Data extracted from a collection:
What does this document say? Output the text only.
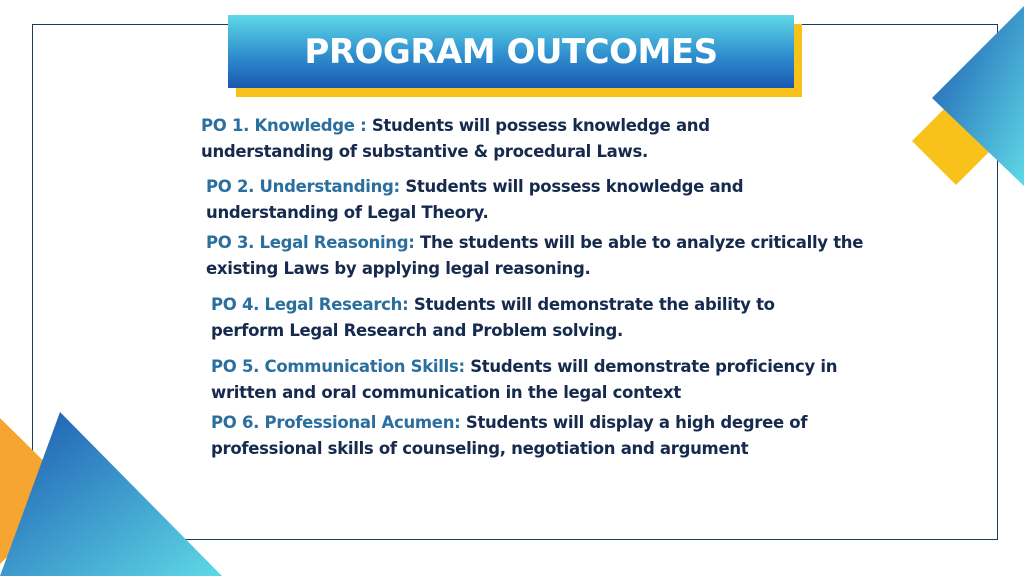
PROGRAM OUTCOMES

PO 1. Knowledge : Students will possess knowledge and understanding of substantive & procedural Laws.

PO 2. Understanding: Students will possess knowledge and understanding of Legal Theory.

PO 3. Legal Reasoning: The students will be able to analyze critically the existing Laws by applying legal reasoning.

PO 4. Legal Research: Students will demonstrate the ability to perform Legal Research and Problem solving.

PO 5. Communication Skills: Students will demonstrate proficiency in written and oral communication in the legal context

PO 6. Professional Acumen: Students will display a high degree of professional skills of counseling, negotiation and argument
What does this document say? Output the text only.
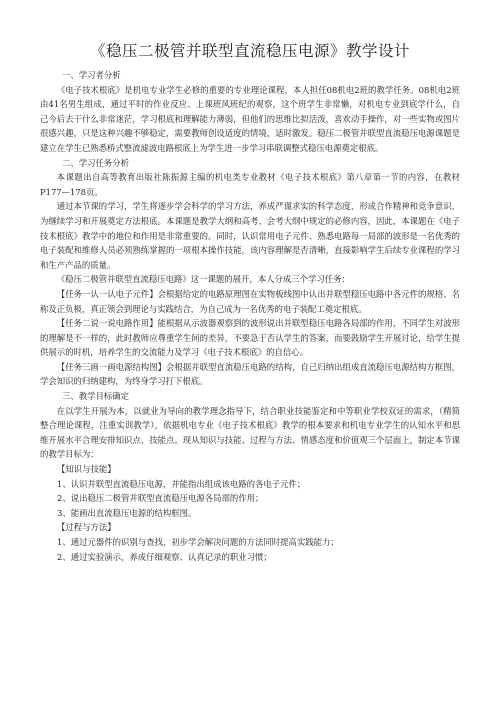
《稳压二极管并联型直流稳压电源》教学设计

一、学习者分析

《电子技术根底》是机电专业学生必修的重要的专业理论课程，本人担任08机电2班的教学任务。08机电2班由41名男生组成，通过平时的作业反应、上课班风班纪的观察，这个班学生非常懒，对机电专业到底学什么，自己今后去干什么非常迷茫，学习根底和理解能力薄弱，但他们的思维比拟活泼，喜欢动手操作，对一些实物或图片很感兴趣，只是这种兴趣不够稳定，需要教师创设适度的情境，适时激发。稳压二极管并联型直流稳压电源课题是建立在学生已熟悉桥式整流滤波电路根底上为学生进一步学习串联调整式稳压电源奠定根底。

二、学习任务分析

本课题出自高等教育出版社陈振源主编的机电类专业教材《电子技术根底》第八章第一节的内容，在教材P177—178页。

通过本节课的学习，学生将逐步学会科学的学习方法，养成严谨求实的科学态度，形成合作精神和竞争意识，为继续学习和开展奠定方法根底。本课题是教学大纲和高考、会考大纲中规定的必修内容，因此，本课题在《电子技术根底》教学中的地位和作用是非常重要的。同时，认识常用电子元件、熟悉电路每一局部的波形是一名优秀的电子装配和维修人员必须熟练掌握的一项根本操作技能，该内容理解是否清晰，直接影响学生后续专业课程的学习和生产产品的质量。

《稳压二极管并联型直流稳压电路》这一课题的展开，本人分成三个学习任务：

【任务一认一认电子元件】会根据给定的电路原理图在实物板线图中认出并联型稳压电路中各元件的规格、名称及正负极，真正领会到理论与实践结合，为自己成为一名优秀的电子装配工奠定根底。

【任务二说一说电路作用】能根据从示波器观察到的波形说出并联型稳压电路各局部的作用，不同学生对波形的理解是不一样的，此时教师应尊重学生间的差异，不要急于否认学生的答案，而要鼓励学生开展讨论，给学生提供展示的时机，培养学生的交流能力及学习《电子技术根底》的自信心。

【任务三画一画电源结构图】会根据并联型直流稳压电路的结构，自己归纳出组成直流稳压电源结构方框图，学会知识的归纳建构，为终身学习打下根底。

三、教学目标确定

在以学生开展为本，以就业为导向的教学理念指导下，结合职业技能鉴定和中等职业学校双证的需求，（精简整合理论课程，注重实训教学），依据机电专业《电子技术根底》教学的根本要求和机电专业学生的认知水平和思维开展水平合理安排知识点、技能点。现从知识与技能、过程与方法、情感态度和价值观三个层面上，制定本节课的教学目标为：

【知识与技能】

1、认识并联型直流稳压电源，并能指出组成该电路的各电子元件；

2、说出稳压二极管并联型直流稳压电源各局部的作用；

3、能画出直流稳压电源的结构框图。

【过程与方法】

1、通过元器件的识别与查找，初步学会解决问题的方法同时提高实践能力；

2、通过实验演示，养成仔细观察、认真记录的职业习惯；
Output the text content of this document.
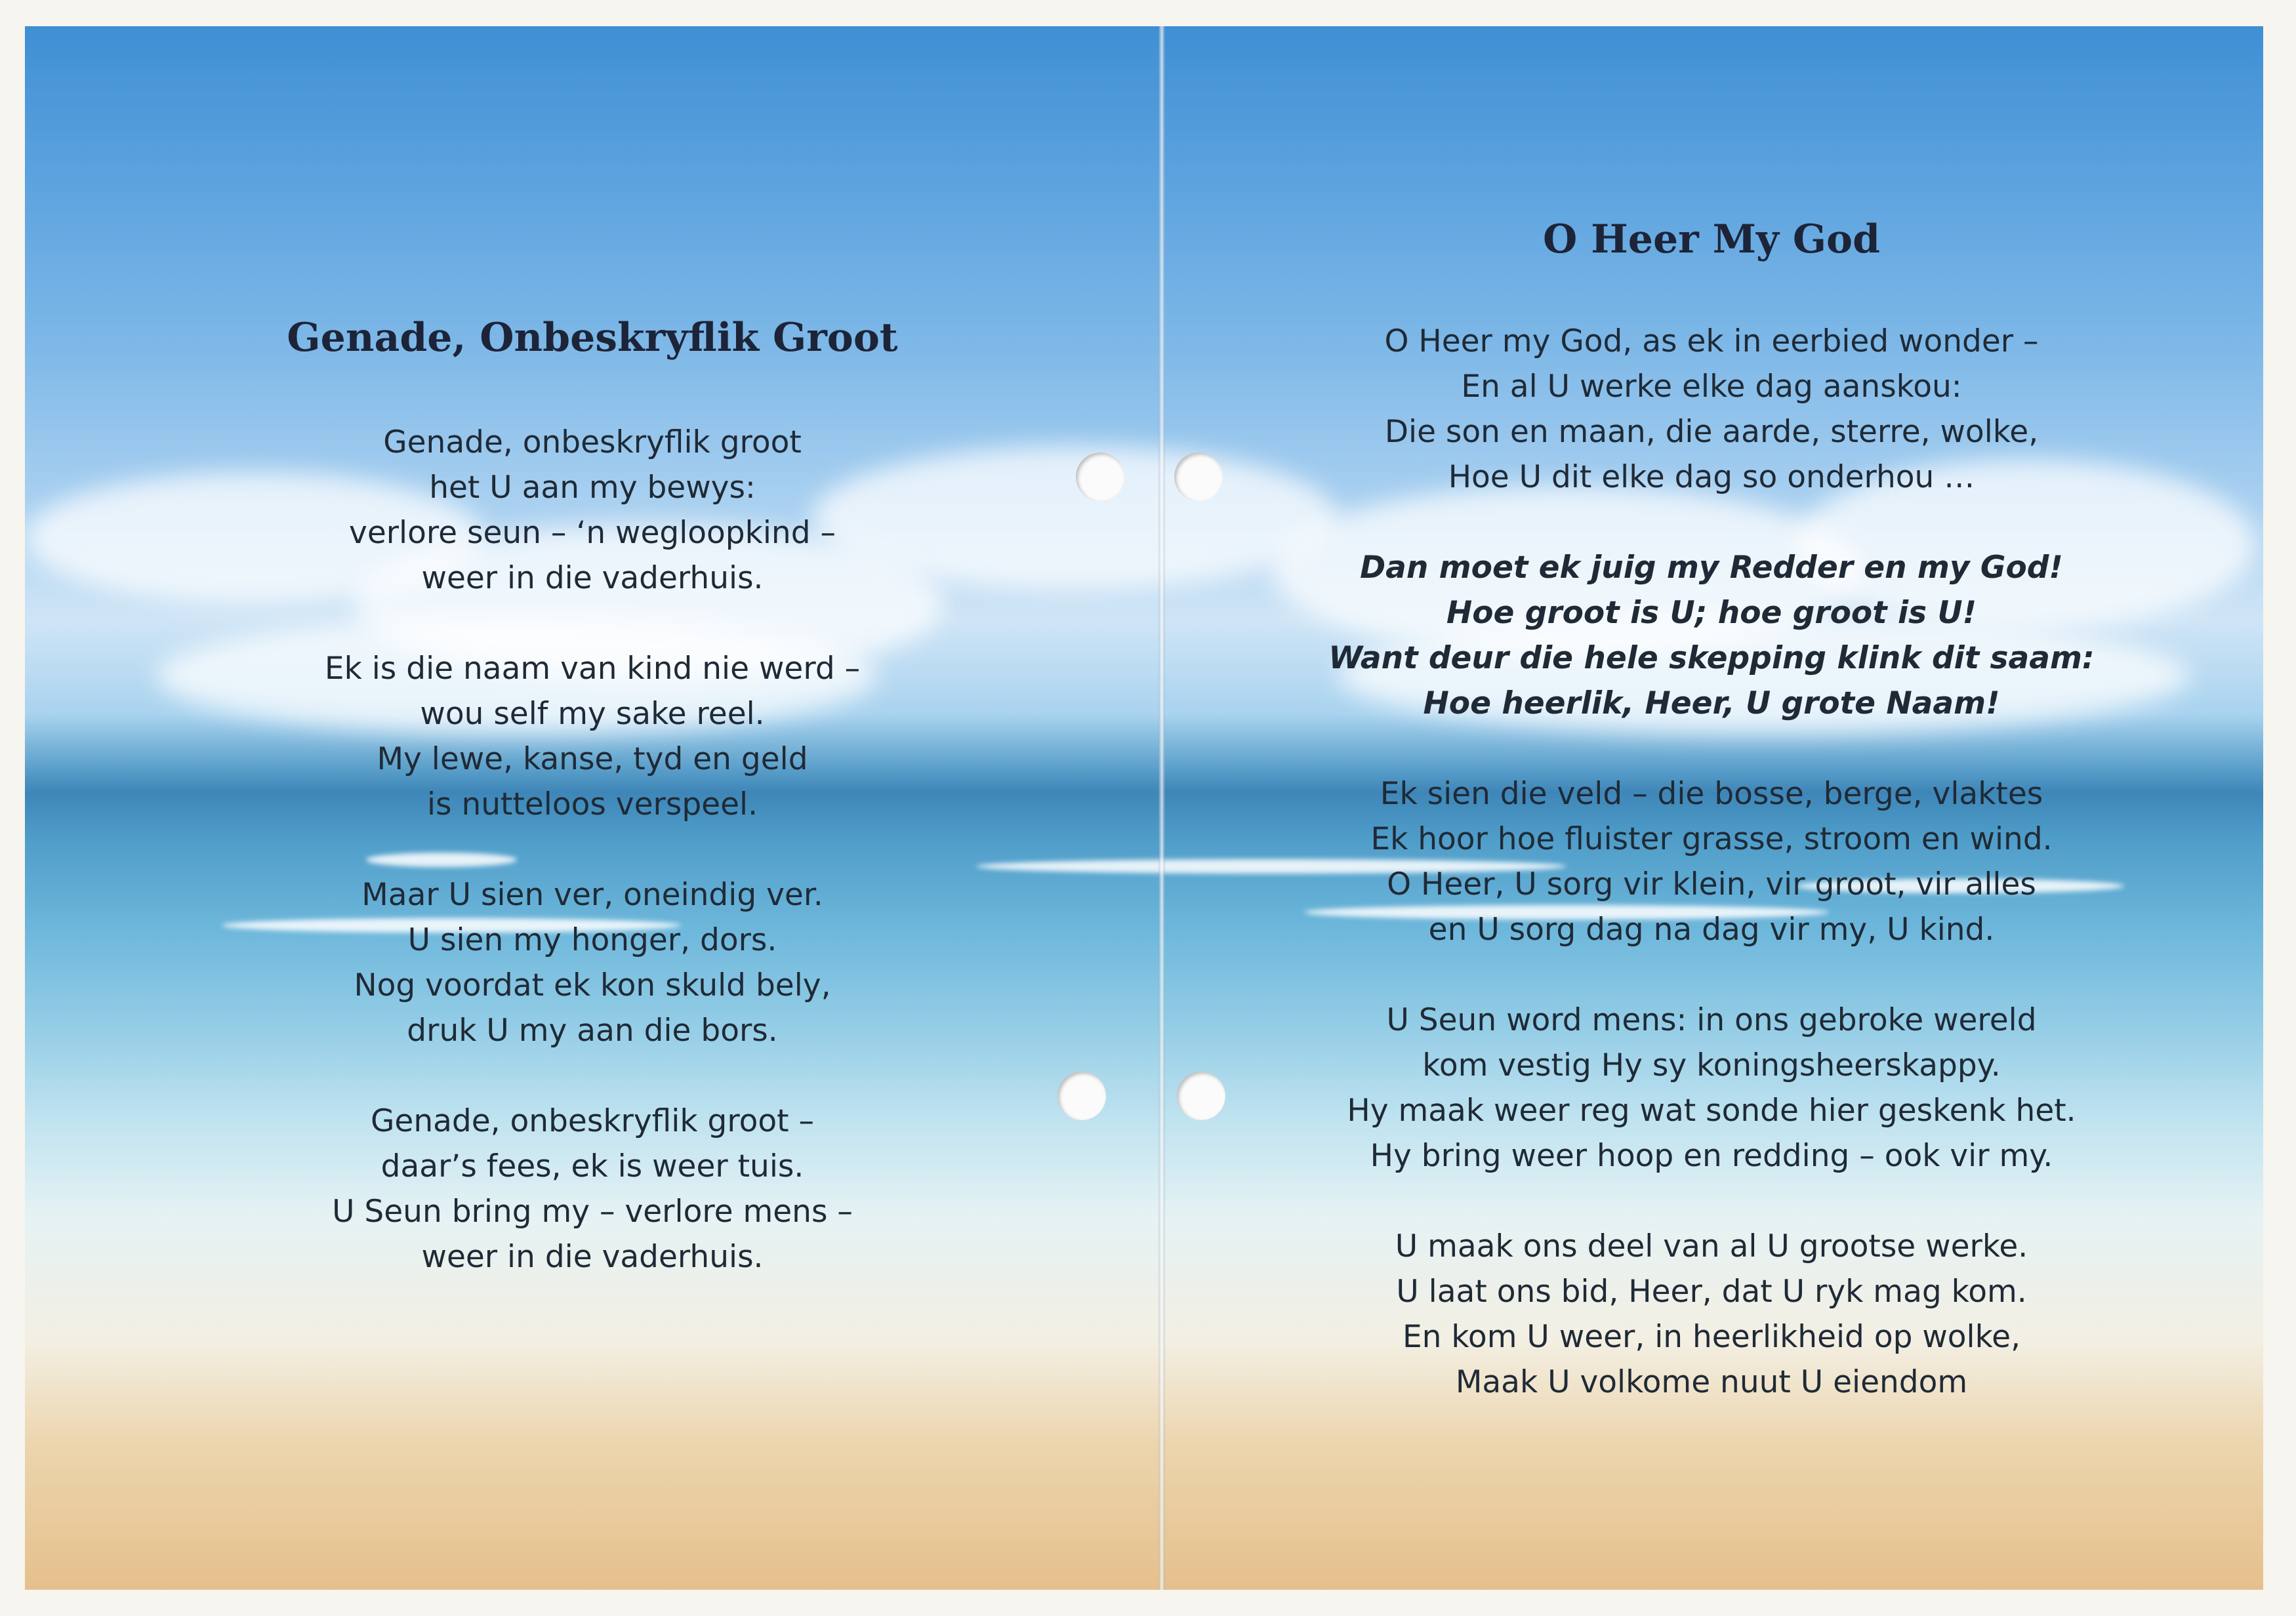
Genade, Onbeskryflik Groot
Genade, onbeskryflik groot
het U aan my bewys:
verlore seun – ‘n wegloopkind –
weer in die vaderhuis.
Ek is die naam van kind nie werd –
wou self my sake reel.
My lewe, kanse, tyd en geld
is nutteloos verspeel.
Maar U sien ver, oneindig ver.
U sien my honger, dors.
Nog voordat ek kon skuld bely,
druk U my aan die bors.
Genade, onbeskryflik groot –
daar’s fees, ek is weer tuis.
U Seun bring my – verlore mens –
weer in die vaderhuis.
O Heer My God
O Heer my God, as ek in eerbied wonder –
En al U werke elke dag aanskou:
Die son en maan, die aarde, sterre, wolke,
Hoe U dit elke dag so onderhou …
Dan moet ek juig my Redder en my God!
Hoe groot is U; hoe groot is U!
Want deur die hele skepping klink dit saam:
Hoe heerlik, Heer, U grote Naam!
Ek sien die veld – die bosse, berge, vlaktes
Ek hoor hoe fluister grasse, stroom en wind.
O Heer, U sorg vir klein, vir groot, vir alles
en U sorg dag na dag vir my, U kind.
U Seun word mens: in ons gebroke wereld
kom vestig Hy sy koningsheerskappy.
Hy maak weer reg wat sonde hier geskenk het.
Hy bring weer hoop en redding – ook vir my.
U maak ons deel van al U grootse werke.
U laat ons bid, Heer, dat U ryk mag kom.
En kom U weer, in heerlikheid op wolke,
Maak U volkome nuut U eiendom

DESCRIPTION OF THE TASK:
Print each entry shown above with exact wording and no pictures.

RESPONSE:
What does this document say? Output the text only.
PROGRAM OUTCOMES

PO 1. Knowledge : Students will possess knowledge and understanding of substantive & procedural Laws.

PO 2. Understanding: Students will possess knowledge and understanding of Legal Theory.

PO 3. Legal Reasoning: The students will be able to analyze critically the existing Laws by applying legal reasoning.

PO 4. Legal Research: Students will demonstrate the ability to perform Legal Research and Problem solving.

PO 5. Communication Skills: Students will demonstrate proficiency in written and oral communication in the legal context

PO 6. Professional Acumen: Students will display a high degree of professional skills of counseling, negotiation and argument
What does this document say? Output the text only.
《稳压二极管并联型直流稳压电源》教学设计

一、学习者分析

《电子技术根底》是机电专业学生必修的重要的专业理论课程，本人担任08机电2班的教学任务。08机电2班由41名男生组成，通过平时的作业反应、上课班风班纪的观察，这个班学生非常懒，对机电专业到底学什么，自己今后去干什么非常迷茫，学习根底和理解能力薄弱，但他们的思维比拟活泼，喜欢动手操作，对一些实物或图片很感兴趣，只是这种兴趣不够稳定，需要教师创设适度的情境，适时激发。稳压二极管并联型直流稳压电源课题是建立在学生已熟悉桥式整流滤波电路根底上为学生进一步学习串联调整式稳压电源奠定根底。

二、学习任务分析

本课题出自高等教育出版社陈振源主编的机电类专业教材《电子技术根底》第八章第一节的内容，在教材P177—178页。

通过本节课的学习，学生将逐步学会科学的学习方法，养成严谨求实的科学态度，形成合作精神和竞争意识，为继续学习和开展奠定方法根底。本课题是教学大纲和高考、会考大纲中规定的必修内容，因此，本课题在《电子技术根底》教学中的地位和作用是非常重要的。同时，认识常用电子元件、熟悉电路每一局部的波形是一名优秀的电子装配和维修人员必须熟练掌握的一项根本操作技能，该内容理解是否清晰，直接影响学生后续专业课程的学习和生产产品的质量。

《稳压二极管并联型直流稳压电路》这一课题的展开，本人分成三个学习任务：

【任务一认一认电子元件】会根据给定的电路原理图在实物板线图中认出并联型稳压电路中各元件的规格、名称及正负极，真正领会到理论与实践结合，为自己成为一名优秀的电子装配工奠定根底。

【任务二说一说电路作用】能根据从示波器观察到的波形说出并联型稳压电路各局部的作用，不同学生对波形的理解是不一样的，此时教师应尊重学生间的差异，不要急于否认学生的答案，而要鼓励学生开展讨论，给学生提供展示的时机，培养学生的交流能力及学习《电子技术根底》的自信心。

【任务三画一画电源结构图】会根据并联型直流稳压电路的结构，自己归纳出组成直流稳压电源结构方框图，学会知识的归纳建构，为终身学习打下根底。

三、教学目标确定

在以学生开展为本，以就业为导向的教学理念指导下，结合职业技能鉴定和中等职业学校双证的需求，（精简整合理论课程，注重实训教学），依据机电专业《电子技术根底》教学的根本要求和机电专业学生的认知水平和思维开展水平合理安排知识点、技能点。现从知识与技能、过程与方法、情感态度和价值观三个层面上，制定本节课的教学目标为：

【知识与技能】

1、认识并联型直流稳压电源，并能指出组成该电路的各电子元件；

2、说出稳压二极管并联型直流稳压电源各局部的作用；

3、能画出直流稳压电源的结构框图。

【过程与方法】

1、通过元器件的识别与查找，初步学会解决问题的方法同时提高实践能力；

2、通过实验演示，养成仔细观察、认真记录的职业习惯；
Output the text content of this document.
Genade, Onbeskryflik Groot
Genade, onbeskryflik groot
het U aan my bewys:
verlore seun – ‘n wegloopkind –
weer in die vaderhuis.
Ek is die naam van kind nie werd –
wou self my sake reel.
My lewe, kanse, tyd en geld
is nutteloos verspeel.
Maar U sien ver, oneindig ver.
U sien my honger, dors.
Nog voordat ek kon skuld bely,
druk U my aan die bors.
Genade, onbeskryflik groot –
daar’s fees, ek is weer tuis.
U Seun bring my – verlore mens –
weer in die vaderhuis.
O Heer My God
O Heer my God, as ek in eerbied wonder –
En al U werke elke dag aanskou:
Die son en maan, die aarde, sterre, wolke,
Hoe U dit elke dag so onderhou …
Dan moet ek juig my Redder en my God!
Hoe groot is U; hoe groot is U!
Want deur die hele skepping klink dit saam:
Hoe heerlik, Heer, U grote Naam!
Ek sien die veld – die bosse, berge, vlaktes
Ek hoor hoe fluister grasse, stroom en wind.
O Heer, U sorg vir klein, vir groot, vir alles
en U sorg dag na dag vir my, U kind.
U Seun word mens: in ons gebroke wereld
kom vestig Hy sy koningsheerskappy.
Hy maak weer reg wat sonde hier geskenk het.
Hy bring weer hoop en redding – ook vir my.
U maak ons deel van al U grootse werke.
U laat ons bid, Heer, dat U ryk mag kom.
En kom U weer, in heerlikheid op wolke,
Maak U volkome nuut U eiendom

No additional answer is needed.